**DATASET ROWS**:
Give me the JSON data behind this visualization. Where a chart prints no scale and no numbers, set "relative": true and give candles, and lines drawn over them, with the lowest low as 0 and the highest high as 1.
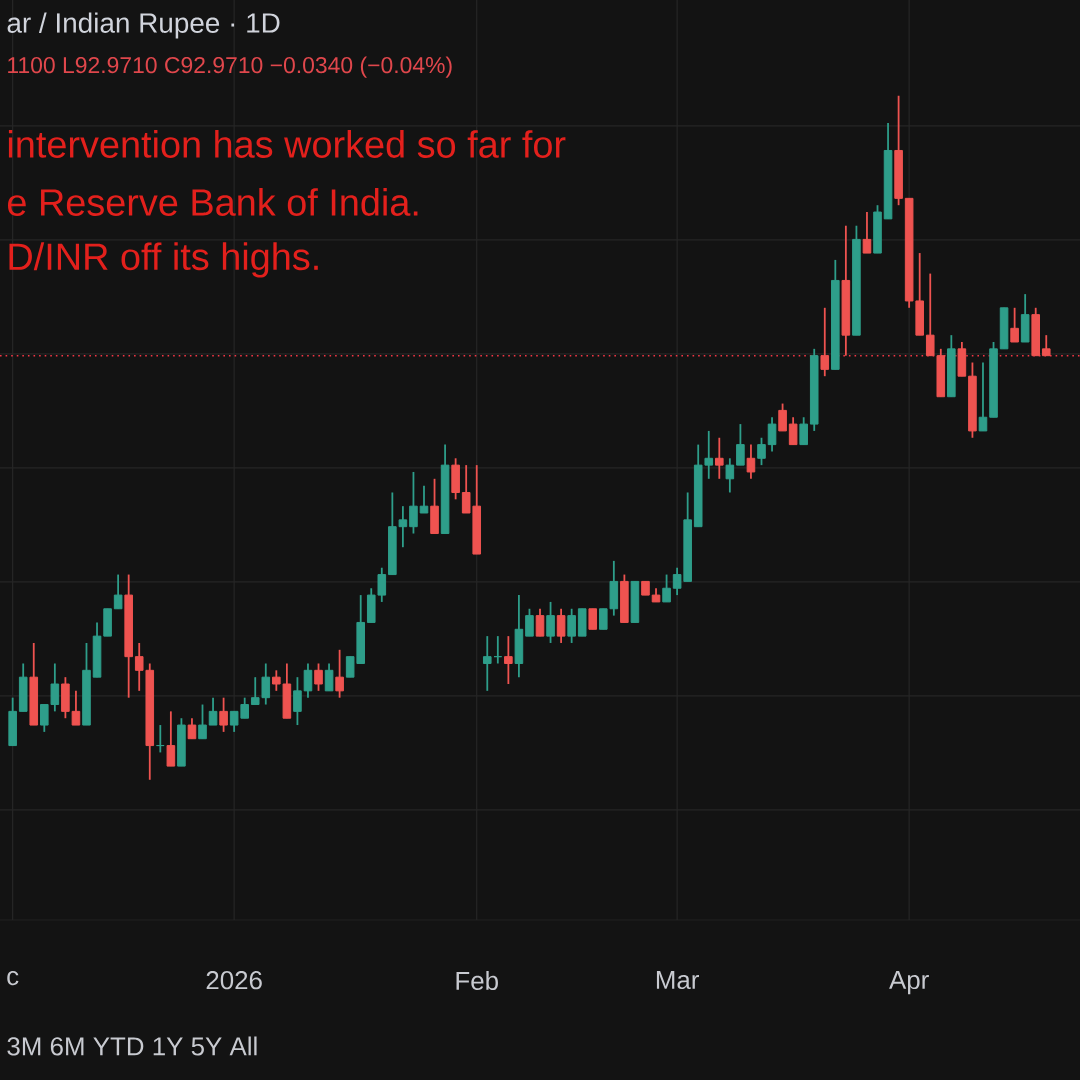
{
  "chart_data": {
    "type": "candlestick",
    "title": "ar / Indian Rupee · 1D",
    "subtitle": "1100 L92.9710 C92.9710 −0.0340 (−0.04%)",
    "annotations": [
      "intervention has worked so far for",
      "e Reserve Bank of India.",
      "D/INR off its highs.",
      "3M  6M  YTD  1Y  5Y  All"
    ],
    "relative": true,
    "grid": true,
    "ref_lines": [
      {
        "axis": "y",
        "value": 0.62,
        "color": "#f23645",
        "line_style": "dotted"
      }
    ],
    "categories": [
      "c",
      null,
      null,
      null,
      null,
      null,
      null,
      null,
      null,
      null,
      null,
      null,
      null,
      null,
      null,
      null,
      null,
      null,
      null,
      null,
      null,
      "2026",
      null,
      null,
      null,
      null,
      null,
      null,
      null,
      null,
      null,
      null,
      null,
      null,
      null,
      null,
      null,
      null,
      null,
      null,
      null,
      null,
      null,
      null,
      "Feb",
      null,
      null,
      null,
      null,
      null,
      null,
      null,
      null,
      null,
      null,
      null,
      null,
      null,
      null,
      null,
      null,
      null,
      null,
      "Mar",
      null,
      null,
      null,
      null,
      null,
      null,
      null,
      null,
      null,
      null,
      null,
      null,
      null,
      null,
      null,
      null,
      null,
      null,
      null,
      null,
      null,
      "Apr",
      null,
      null,
      null,
      null,
      null,
      null,
      null,
      null,
      null,
      null,
      null,
      null,
      null
    ],
    "ohlc": [
      [
        0.05,
        0.12,
        0.05,
        0.1
      ],
      [
        0.1,
        0.17,
        0.1,
        0.15
      ],
      [
        0.15,
        0.2,
        0.08,
        0.08
      ],
      [
        0.08,
        0.11,
        0.07,
        0.11
      ],
      [
        0.11,
        0.17,
        0.1,
        0.14
      ],
      [
        0.14,
        0.15,
        0.09,
        0.1
      ],
      [
        0.1,
        0.13,
        0.08,
        0.08
      ],
      [
        0.08,
        0.2,
        0.08,
        0.16
      ],
      [
        0.15,
        0.23,
        0.15,
        0.21
      ],
      [
        0.21,
        0.25,
        0.21,
        0.25
      ],
      [
        0.25,
        0.3,
        0.25,
        0.27
      ],
      [
        0.27,
        0.3,
        0.12,
        0.18
      ],
      [
        0.18,
        0.2,
        0.13,
        0.16
      ],
      [
        0.16,
        0.17,
        0,
        0.05
      ],
      [
        0.05,
        0.08,
        0.04,
        0.05
      ],
      [
        0.05,
        0.1,
        0.02,
        0.02
      ],
      [
        0.02,
        0.09,
        0.02,
        0.08
      ],
      [
        0.08,
        0.09,
        0.06,
        0.06
      ],
      [
        0.06,
        0.11,
        0.06,
        0.08
      ],
      [
        0.08,
        0.12,
        0.08,
        0.1
      ],
      [
        0.1,
        0.12,
        0.07,
        0.08
      ],
      [
        0.08,
        0.1,
        0.07,
        0.1
      ],
      [
        0.09,
        0.12,
        0.09,
        0.11
      ],
      [
        0.11,
        0.15,
        0.11,
        0.12
      ],
      [
        0.12,
        0.17,
        0.11,
        0.15
      ],
      [
        0.15,
        0.16,
        0.13,
        0.14
      ],
      [
        0.14,
        0.17,
        0.09,
        0.09
      ],
      [
        0.1,
        0.15,
        0.08,
        0.13
      ],
      [
        0.13,
        0.17,
        0.12,
        0.16
      ],
      [
        0.16,
        0.17,
        0.13,
        0.14
      ],
      [
        0.13,
        0.17,
        0.13,
        0.16
      ],
      [
        0.15,
        0.19,
        0.12,
        0.13
      ],
      [
        0.15,
        0.18,
        0.15,
        0.18
      ],
      [
        0.17,
        0.27,
        0.17,
        0.23
      ],
      [
        0.23,
        0.28,
        0.23,
        0.27
      ],
      [
        0.27,
        0.31,
        0.26,
        0.3
      ],
      [
        0.3,
        0.42,
        0.3,
        0.37
      ],
      [
        0.37,
        0.4,
        0.34,
        0.38
      ],
      [
        0.37,
        0.45,
        0.36,
        0.4
      ],
      [
        0.39,
        0.43,
        0.39,
        0.4
      ],
      [
        0.4,
        0.44,
        0.36,
        0.36
      ],
      [
        0.36,
        0.49,
        0.36,
        0.46
      ],
      [
        0.46,
        0.47,
        0.41,
        0.42
      ],
      [
        0.42,
        0.46,
        0.39,
        0.39
      ],
      [
        0.4,
        0.46,
        0.33,
        0.33
      ],
      [
        0.17,
        0.21,
        0.13,
        0.18
      ],
      [
        0.18,
        0.21,
        0.17,
        0.18
      ],
      [
        0.18,
        0.21,
        0.14,
        0.17
      ],
      [
        0.17,
        0.27,
        0.15,
        0.22
      ],
      [
        0.21,
        0.25,
        0.21,
        0.24
      ],
      [
        0.24,
        0.25,
        0.21,
        0.21
      ],
      [
        0.21,
        0.26,
        0.2,
        0.24
      ],
      [
        0.24,
        0.25,
        0.2,
        0.21
      ],
      [
        0.21,
        0.25,
        0.2,
        0.24
      ],
      [
        0.21,
        0.25,
        0.21,
        0.25
      ],
      [
        0.25,
        0.25,
        0.22,
        0.22
      ],
      [
        0.22,
        0.25,
        0.22,
        0.25
      ],
      [
        0.25,
        0.32,
        0.24,
        0.29
      ],
      [
        0.29,
        0.3,
        0.23,
        0.23
      ],
      [
        0.23,
        0.29,
        0.23,
        0.29
      ],
      [
        0.29,
        0.29,
        0.27,
        0.27
      ],
      [
        0.27,
        0.28,
        0.26,
        0.26
      ],
      [
        0.26,
        0.3,
        0.26,
        0.28
      ],
      [
        0.28,
        0.31,
        0.27,
        0.3
      ],
      [
        0.29,
        0.42,
        0.29,
        0.38
      ],
      [
        0.37,
        0.49,
        0.37,
        0.46
      ],
      [
        0.46,
        0.51,
        0.44,
        0.47
      ],
      [
        0.47,
        0.5,
        0.44,
        0.46
      ],
      [
        0.44,
        0.47,
        0.42,
        0.46
      ],
      [
        0.46,
        0.52,
        0.46,
        0.49
      ],
      [
        0.47,
        0.49,
        0.44,
        0.45
      ],
      [
        0.47,
        0.5,
        0.46,
        0.49
      ],
      [
        0.49,
        0.53,
        0.48,
        0.52
      ],
      [
        0.54,
        0.55,
        0.51,
        0.51
      ],
      [
        0.52,
        0.53,
        0.49,
        0.49
      ],
      [
        0.49,
        0.53,
        0.49,
        0.52
      ],
      [
        0.52,
        0.63,
        0.51,
        0.62
      ],
      [
        0.62,
        0.69,
        0.59,
        0.6
      ],
      [
        0.6,
        0.76,
        0.6,
        0.73
      ],
      [
        0.73,
        0.81,
        0.62,
        0.65
      ],
      [
        0.65,
        0.81,
        0.65,
        0.79
      ],
      [
        0.79,
        0.83,
        0.77,
        0.77
      ],
      [
        0.77,
        0.84,
        0.77,
        0.83
      ],
      [
        0.82,
        0.96,
        0.82,
        0.92
      ],
      [
        0.92,
        1,
        0.84,
        0.85
      ],
      [
        0.85,
        0.85,
        0.69,
        0.7
      ],
      [
        0.7,
        0.77,
        0.65,
        0.65
      ],
      [
        0.65,
        0.74,
        0.62,
        0.62
      ],
      [
        0.62,
        0.63,
        0.56,
        0.56
      ],
      [
        0.56,
        0.65,
        0.56,
        0.63
      ],
      [
        0.63,
        0.64,
        0.59,
        0.59
      ],
      [
        0.59,
        0.61,
        0.5,
        0.51
      ],
      [
        0.51,
        0.61,
        0.51,
        0.53
      ],
      [
        0.53,
        0.64,
        0.53,
        0.63
      ],
      [
        0.63,
        0.69,
        0.63,
        0.69
      ],
      [
        0.66,
        0.69,
        0.64,
        0.64
      ],
      [
        0.64,
        0.71,
        0.64,
        0.68
      ],
      [
        0.68,
        0.69,
        0.62,
        0.62
      ],
      [
        0.63,
        0.65,
        0.62,
        0.62
      ]
    ]
  }
}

**TASK**:
Scan the listing above and copy all lines containing the word "relative".

**EXERCISE ANSWER**:
Give me the JSON data behind this visualization. Where a chart prints no scale and no numbers, set "relative": true and give candles, and lines drawn over them, with the lowest low as 0 and the highest high as 1.
    "relative": true,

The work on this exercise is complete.